— start of DATA IN THIS EXERCISE —

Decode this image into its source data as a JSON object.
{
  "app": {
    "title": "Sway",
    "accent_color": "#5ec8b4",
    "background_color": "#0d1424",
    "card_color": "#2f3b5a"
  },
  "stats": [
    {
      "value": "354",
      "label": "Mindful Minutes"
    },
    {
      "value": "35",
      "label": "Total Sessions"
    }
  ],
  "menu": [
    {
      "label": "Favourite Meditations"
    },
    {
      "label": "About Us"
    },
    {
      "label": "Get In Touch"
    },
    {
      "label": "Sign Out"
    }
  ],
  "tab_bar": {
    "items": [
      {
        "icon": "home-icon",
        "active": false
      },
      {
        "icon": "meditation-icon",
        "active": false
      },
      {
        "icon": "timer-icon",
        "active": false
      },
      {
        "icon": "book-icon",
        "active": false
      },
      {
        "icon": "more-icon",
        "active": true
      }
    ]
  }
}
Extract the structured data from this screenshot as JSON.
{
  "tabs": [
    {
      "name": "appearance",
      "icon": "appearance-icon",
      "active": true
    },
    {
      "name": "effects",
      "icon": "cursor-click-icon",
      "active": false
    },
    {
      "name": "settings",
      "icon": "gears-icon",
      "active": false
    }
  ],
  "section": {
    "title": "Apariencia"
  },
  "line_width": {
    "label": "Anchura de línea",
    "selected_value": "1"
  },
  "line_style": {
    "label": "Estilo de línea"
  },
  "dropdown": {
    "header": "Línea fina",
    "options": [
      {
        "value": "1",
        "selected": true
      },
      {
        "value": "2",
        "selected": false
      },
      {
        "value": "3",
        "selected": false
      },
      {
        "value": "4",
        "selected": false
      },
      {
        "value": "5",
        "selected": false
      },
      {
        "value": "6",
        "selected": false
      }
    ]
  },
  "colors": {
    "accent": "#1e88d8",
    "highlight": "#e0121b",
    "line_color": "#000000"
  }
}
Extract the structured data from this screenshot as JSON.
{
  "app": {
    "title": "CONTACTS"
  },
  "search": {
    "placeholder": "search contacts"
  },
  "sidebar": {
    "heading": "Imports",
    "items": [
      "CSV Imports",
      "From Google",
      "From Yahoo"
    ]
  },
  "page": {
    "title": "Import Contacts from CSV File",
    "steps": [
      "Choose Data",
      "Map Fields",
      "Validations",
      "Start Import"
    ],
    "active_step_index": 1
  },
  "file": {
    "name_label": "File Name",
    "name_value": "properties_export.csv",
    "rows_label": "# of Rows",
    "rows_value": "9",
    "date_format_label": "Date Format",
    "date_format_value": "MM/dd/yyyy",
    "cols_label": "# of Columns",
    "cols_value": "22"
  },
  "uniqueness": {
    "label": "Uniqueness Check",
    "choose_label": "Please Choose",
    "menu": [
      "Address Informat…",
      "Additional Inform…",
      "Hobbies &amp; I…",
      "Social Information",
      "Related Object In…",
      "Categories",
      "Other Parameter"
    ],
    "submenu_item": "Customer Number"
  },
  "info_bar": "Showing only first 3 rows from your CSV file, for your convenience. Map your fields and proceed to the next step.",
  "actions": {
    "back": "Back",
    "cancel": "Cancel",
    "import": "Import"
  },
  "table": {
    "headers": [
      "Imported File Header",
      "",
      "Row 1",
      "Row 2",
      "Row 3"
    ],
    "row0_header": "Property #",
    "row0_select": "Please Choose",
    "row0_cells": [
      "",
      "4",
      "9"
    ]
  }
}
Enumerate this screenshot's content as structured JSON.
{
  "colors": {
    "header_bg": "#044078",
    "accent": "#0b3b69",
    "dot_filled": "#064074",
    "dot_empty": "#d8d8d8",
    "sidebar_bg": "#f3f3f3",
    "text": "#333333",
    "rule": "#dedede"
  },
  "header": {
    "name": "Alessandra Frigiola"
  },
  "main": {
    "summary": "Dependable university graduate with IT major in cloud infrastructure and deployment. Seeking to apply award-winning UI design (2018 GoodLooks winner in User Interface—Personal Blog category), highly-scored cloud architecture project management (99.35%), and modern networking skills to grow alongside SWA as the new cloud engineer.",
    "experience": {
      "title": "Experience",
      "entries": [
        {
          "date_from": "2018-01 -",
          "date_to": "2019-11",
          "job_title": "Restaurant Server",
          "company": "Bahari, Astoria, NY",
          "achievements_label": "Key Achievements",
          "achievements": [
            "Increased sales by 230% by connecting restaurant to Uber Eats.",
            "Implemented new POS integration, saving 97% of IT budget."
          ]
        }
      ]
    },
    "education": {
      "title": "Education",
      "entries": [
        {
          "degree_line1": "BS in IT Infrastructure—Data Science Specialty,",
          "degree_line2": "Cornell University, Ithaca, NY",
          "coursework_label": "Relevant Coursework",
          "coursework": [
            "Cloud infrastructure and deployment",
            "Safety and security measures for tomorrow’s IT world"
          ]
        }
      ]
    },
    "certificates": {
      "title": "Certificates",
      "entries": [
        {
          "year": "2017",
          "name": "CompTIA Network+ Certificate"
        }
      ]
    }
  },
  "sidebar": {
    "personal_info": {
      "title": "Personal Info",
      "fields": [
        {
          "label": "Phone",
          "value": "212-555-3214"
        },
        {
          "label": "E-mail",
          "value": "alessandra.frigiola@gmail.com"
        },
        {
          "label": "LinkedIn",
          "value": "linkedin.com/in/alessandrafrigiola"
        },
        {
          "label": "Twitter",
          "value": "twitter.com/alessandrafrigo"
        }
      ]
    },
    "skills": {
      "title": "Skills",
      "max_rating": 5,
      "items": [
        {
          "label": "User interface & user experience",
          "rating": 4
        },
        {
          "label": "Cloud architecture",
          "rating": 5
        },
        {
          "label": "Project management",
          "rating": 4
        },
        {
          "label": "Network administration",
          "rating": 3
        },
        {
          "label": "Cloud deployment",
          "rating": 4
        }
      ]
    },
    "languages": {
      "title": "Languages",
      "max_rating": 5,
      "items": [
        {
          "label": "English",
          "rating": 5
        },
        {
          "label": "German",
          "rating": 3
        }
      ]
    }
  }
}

— end of DATA IN THIS EXERCISE —

**TASK INSTRUCTIONS**
Your task is to print the whole listing again exactly.

**SOLUTION TO THE PROBLEM**
Decode this image into its source data as a JSON object.
{
  "app": {
    "title": "Sway",
    "accent_color": "#5ec8b4",
    "background_color": "#0d1424",
    "card_color": "#2f3b5a"
  },
  "stats": [
    {
      "value": "354",
      "label": "Mindful Minutes"
    },
    {
      "value": "35",
      "label": "Total Sessions"
    }
  ],
  "menu": [
    {
      "label": "Favourite Meditations"
    },
    {
      "label": "About Us"
    },
    {
      "label": "Get In Touch"
    },
    {
      "label": "Sign Out"
    }
  ],
  "tab_bar": {
    "items": [
      {
        "icon": "home-icon",
        "active": false
      },
      {
        "icon": "meditation-icon",
        "active": false
      },
      {
        "icon": "timer-icon",
        "active": false
      },
      {
        "icon": "book-icon",
        "active": false
      },
      {
        "icon": "more-icon",
        "active": true
      }
    ]
  }
}
Extract the structured data from this screenshot as JSON.
{
  "tabs": [
    {
      "name": "appearance",
      "icon": "appearance-icon",
      "active": true
    },
    {
      "name": "effects",
      "icon": "cursor-click-icon",
      "active": false
    },
    {
      "name": "settings",
      "icon": "gears-icon",
      "active": false
    }
  ],
  "section": {
    "title": "Apariencia"
  },
  "line_width": {
    "label": "Anchura de línea",
    "selected_value": "1"
  },
  "line_style": {
    "label": "Estilo de línea"
  },
  "dropdown": {
    "header": "Línea fina",
    "options": [
      {
        "value": "1",
        "selected": true
      },
      {
        "value": "2",
        "selected": false
      },
      {
        "value": "3",
        "selected": false
      },
      {
        "value": "4",
        "selected": false
      },
      {
        "value": "5",
        "selected": false
      },
      {
        "value": "6",
        "selected": false
      }
    ]
  },
  "colors": {
    "accent": "#1e88d8",
    "highlight": "#e0121b",
    "line_color": "#000000"
  }
}
Extract the structured data from this screenshot as JSON.
{
  "app": {
    "title": "CONTACTS"
  },
  "search": {
    "placeholder": "search contacts"
  },
  "sidebar": {
    "heading": "Imports",
    "items": [
      "CSV Imports",
      "From Google",
      "From Yahoo"
    ]
  },
  "page": {
    "title": "Import Contacts from CSV File",
    "steps": [
      "Choose Data",
      "Map Fields",
      "Validations",
      "Start Import"
    ],
    "active_step_index": 1
  },
  "file": {
    "name_label": "File Name",
    "name_value": "properties_export.csv",
    "rows_label": "# of Rows",
    "rows_value": "9",
    "date_format_label": "Date Format",
    "date_format_value": "MM/dd/yyyy",
    "cols_label": "# of Columns",
    "cols_value": "22"
  },
  "uniqueness": {
    "label": "Uniqueness Check",
    "choose_label": "Please Choose",
    "menu": [
      "Address Informat…",
      "Additional Inform…",
      "Hobbies &amp; I…",
      "Social Information",
      "Related Object In…",
      "Categories",
      "Other Parameter"
    ],
    "submenu_item": "Customer Number"
  },
  "info_bar": "Showing only first 3 rows from your CSV file, for your convenience. Map your fields and proceed to the next step.",
  "actions": {
    "back": "Back",
    "cancel": "Cancel",
    "import": "Import"
  },
  "table": {
    "headers": [
      "Imported File Header",
      "",
      "Row 1",
      "Row 2",
      "Row 3"
    ],
    "row0_header": "Property #",
    "row0_select": "Please Choose",
    "row0_cells": [
      "",
      "4",
      "9"
    ]
  }
}
Enumerate this screenshot's content as structured JSON.
{
  "colors": {
    "header_bg": "#044078",
    "accent": "#0b3b69",
    "dot_filled": "#064074",
    "dot_empty": "#d8d8d8",
    "sidebar_bg": "#f3f3f3",
    "text": "#333333",
    "rule": "#dedede"
  },
  "header": {
    "name": "Alessandra Frigiola"
  },
  "main": {
    "summary": "Dependable university graduate with IT major in cloud infrastructure and deployment. Seeking to apply award-winning UI design (2018 GoodLooks winner in User Interface—Personal Blog category), highly-scored cloud architecture project management (99.35%), and modern networking skills to grow alongside SWA as the new cloud engineer.",
    "experience": {
      "title": "Experience",
      "entries": [
        {
          "date_from": "2018-01 -",
          "date_to": "2019-11",
          "job_title": "Restaurant Server",
          "company": "Bahari, Astoria, NY",
          "achievements_label": "Key Achievements",
          "achievements": [
            "Increased sales by 230% by connecting restaurant to Uber Eats.",
            "Implemented new POS integration, saving 97% of IT budget."
          ]
        }
      ]
    },
    "education": {
      "title": "Education",
      "entries": [
        {
          "degree_line1": "BS in IT Infrastructure—Data Science Specialty,",
          "degree_line2": "Cornell University, Ithaca, NY",
          "coursework_label": "Relevant Coursework",
          "coursework": [
            "Cloud infrastructure and deployment",
            "Safety and security measures for tomorrow’s IT world"
          ]
        }
      ]
    },
    "certificates": {
      "title": "Certificates",
      "entries": [
        {
          "year": "2017",
          "name": "CompTIA Network+ Certificate"
        }
      ]
    }
  },
  "sidebar": {
    "personal_info": {
      "title": "Personal Info",
      "fields": [
        {
          "label": "Phone",
          "value": "212-555-3214"
        },
        {
          "label": "E-mail",
          "value": "alessandra.frigiola@gmail.com"
        },
        {
          "label": "LinkedIn",
          "value": "linkedin.com/in/alessandrafrigiola"
        },
        {
          "label": "Twitter",
          "value": "twitter.com/alessandrafrigo"
        }
      ]
    },
    "skills": {
      "title": "Skills",
      "max_rating": 5,
      "items": [
        {
          "label": "User interface & user experience",
          "rating": 4
        },
        {
          "label": "Cloud architecture",
          "rating": 5
        },
        {
          "label": "Project management",
          "rating": 4
        },
        {
          "label": "Network administration",
          "rating": 3
        },
        {
          "label": "Cloud deployment",
          "rating": 4
        }
      ]
    },
    "languages": {
      "title": "Languages",
      "max_rating": 5,
      "items": [
        {
          "label": "English",
          "rating": 5
        },
        {
          "label": "German",
          "rating": 3
        }
      ]
    }
  }
}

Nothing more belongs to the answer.